Selected excerpt ▸
2. Simplification of calculations using spherical-to-complex plane mapping: By introducing projection mapping, this paper projects the maneuvering range of the pursuers and evaders on a three-dimensional sphere onto the complex plane, simplifying arc surface calculations. This approach converts the coverage problem in three-dimensional space into a geometric mapping problem on the plane, significantly reducing computation complexity and improving the algorithm’s operability and efficiency.

3. Convergence analysis of the Q-learning-cover algorithm: Based on the assumption of iteration limits, this paper proves the convergence of the Q-learning-cover algorithm. By optimizing the iteration process, it ensures that pursuers can quickly find the optimal strategy to effectively cover and intercept the evader, guaranteeing convergence within a finite time.

In this paper, we propose a novel Q-learning-cover algorithm that combines geometric coverage in 3D space with temporal synchronization. Unlike traditional methods, our approach utilizes offline training of the Q-learning algorithm, where the model is trained in a simulation environment on various escapee motion patterns. Once trained, the model is then deployed online for the real-time guidance of the pursuers. This allows the system to leverage the computational efficiency of offline training while still enabling dynamic, online application during interception. The Q-learning algorithm is trained offline on a powerful computing platform, and the trained model is subsequently loaded onto the embedded hardware for online execution in real-world scenarios.

The structure of this paper is as follows: Section 2 describes the missile interception model in three-dimensional space; Section 3 discusses spherical-to-complex plane projection mapping for calculating the maneuvering range of pursuers and evaders; Section 4 presents the calculation method for interception time; Section 5 provides the update formula and iteration limit constraints for the Q-learning-cover algorithm; Section 6 presents the simulation platform used for missile interception. Section 7 shows numerical simulation and hardware-in-the-loop simulation experiments; Section 8 concludes the paper.

Information provided ▸
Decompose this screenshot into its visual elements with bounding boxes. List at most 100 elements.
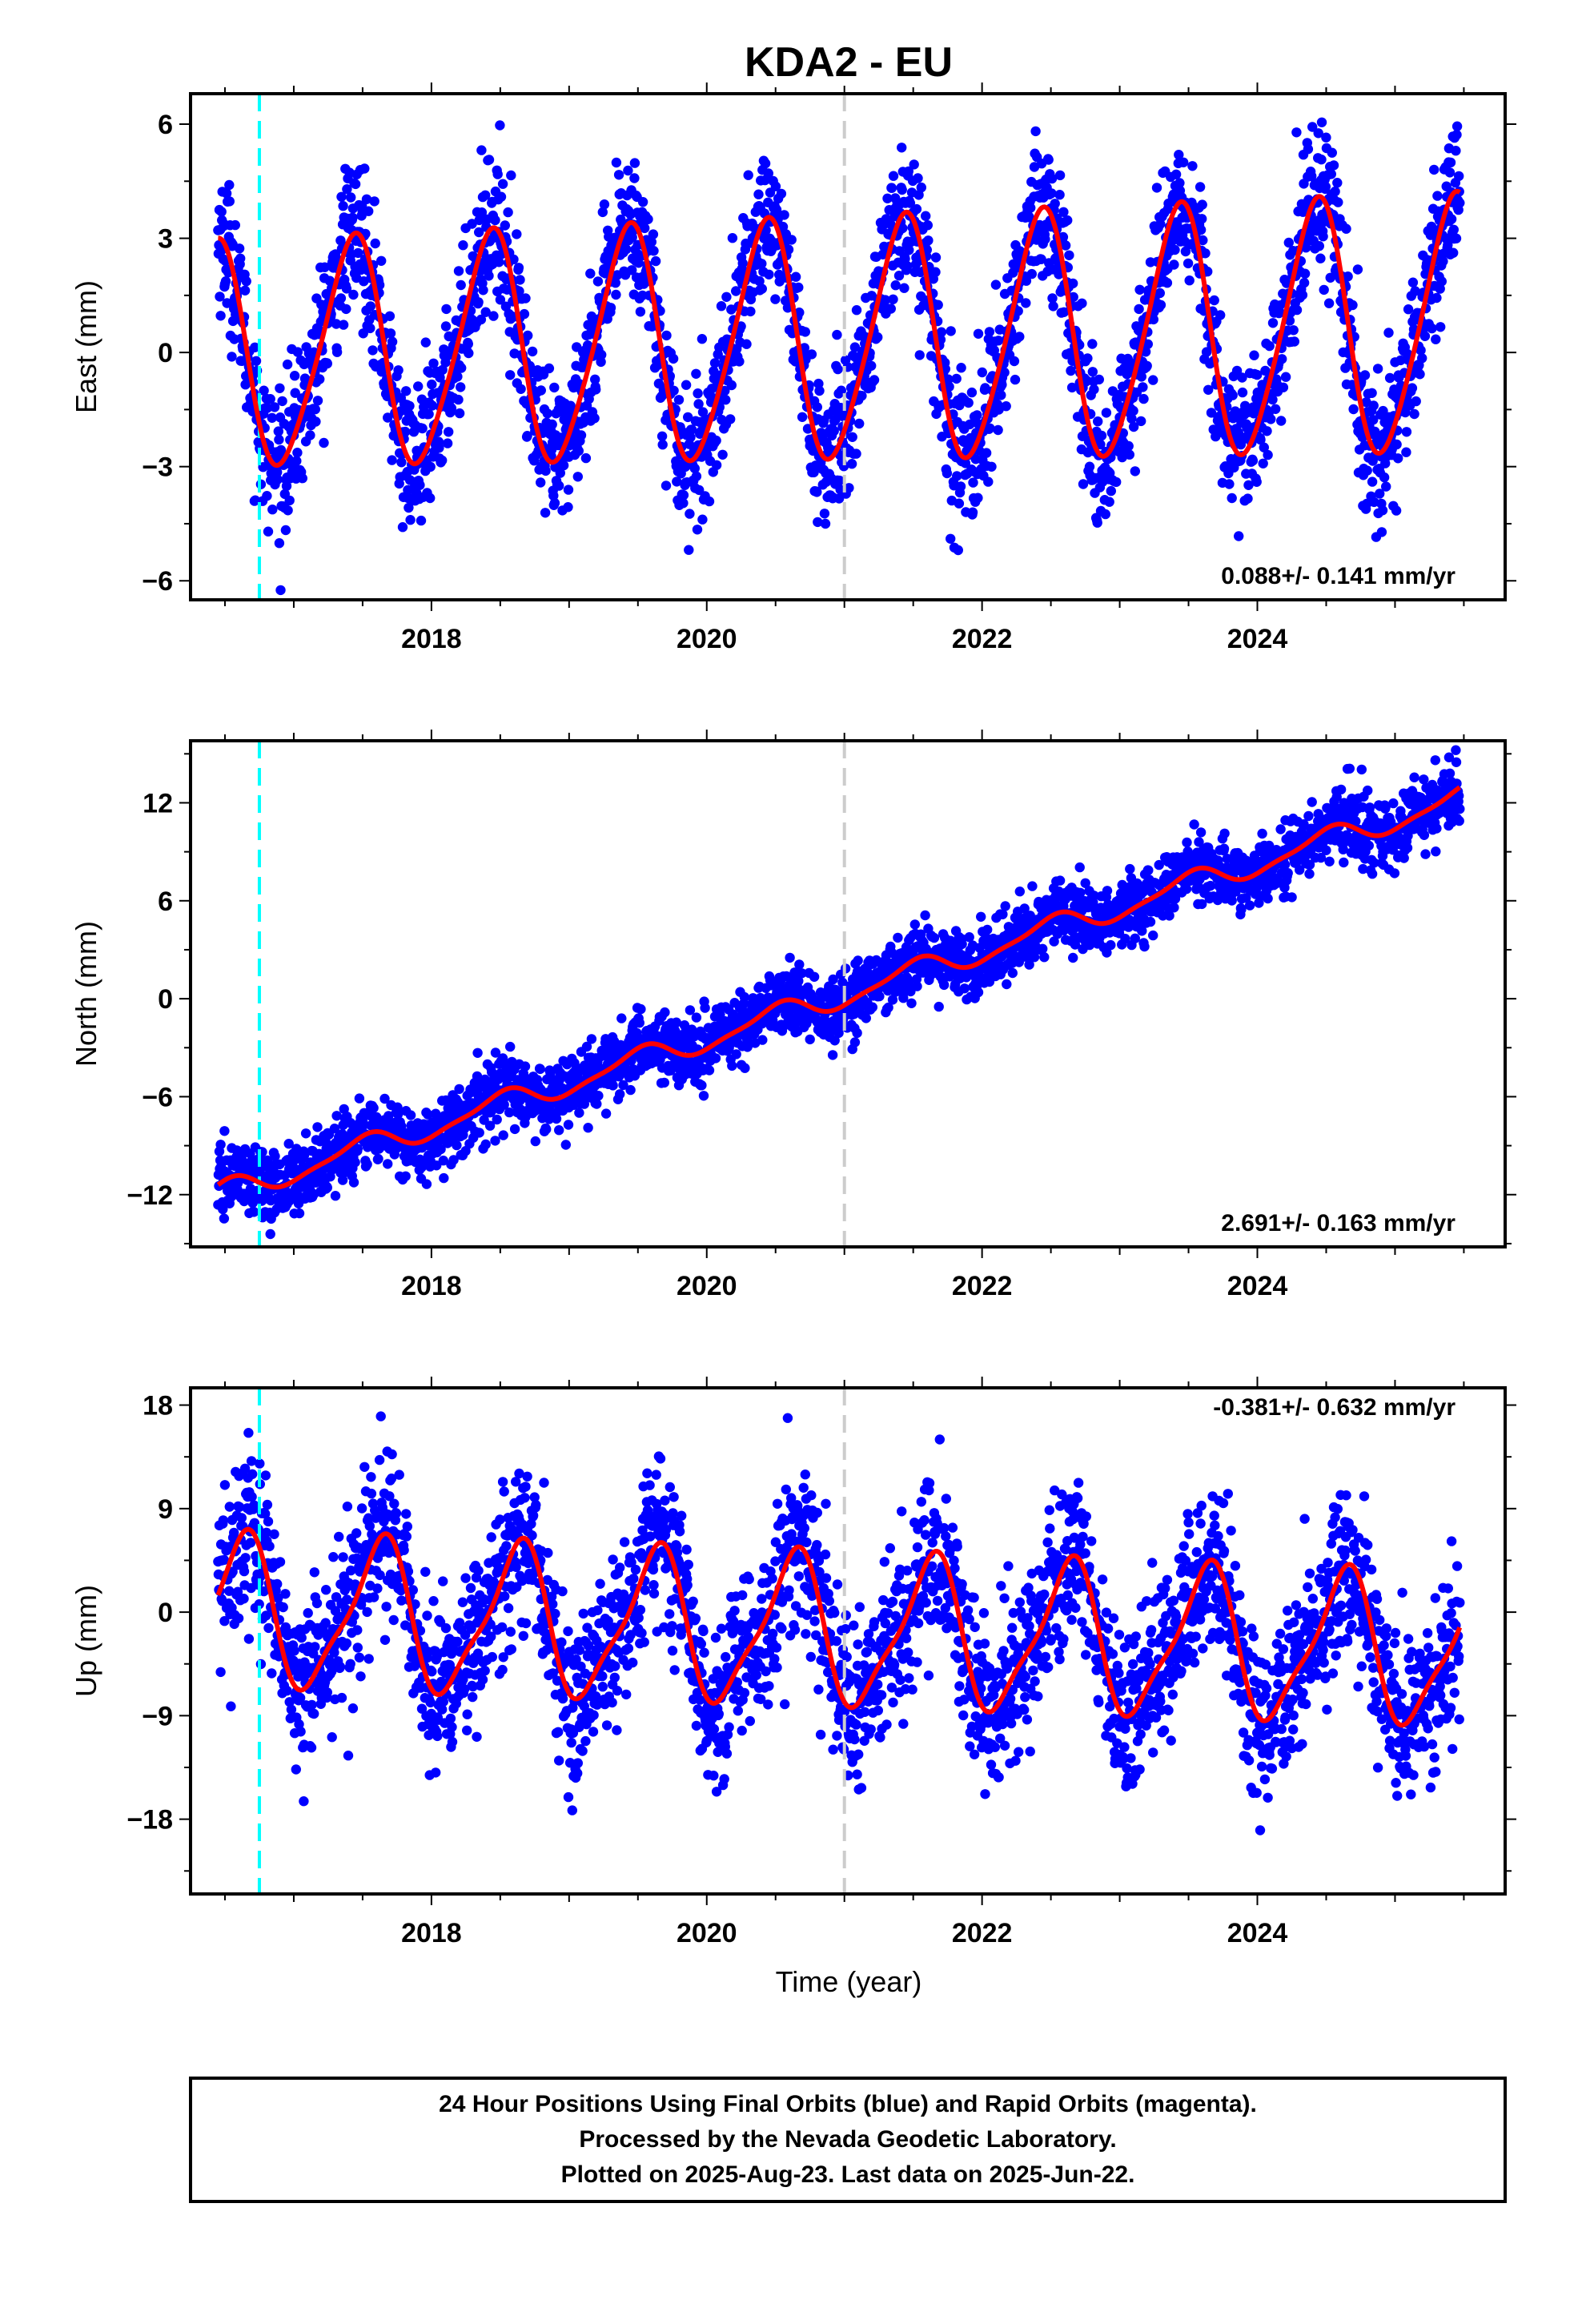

Short problem ▸ In the passage on the Q-learning-cover algorithm, list each numbered section of the paper together with what that section covers, as given in the description of the paper's structure.

Problem solution ▸
- Section 2: the missile interception model in three-dimensional space
- Section 3: spherical-to-complex plane projection mapping for calculating the maneuvering range of pursuers and evaders
- Section 4: the calculation method for interception time
- Section 5: the update formula and iteration limit constraints for the Q-learning-cover algorithm
- Section 6: the simulation platform used for missile interception
- Section 7: numerical simulation and hardware-in-the-loop simulation experiments
- Section 8: the conclusion of the paper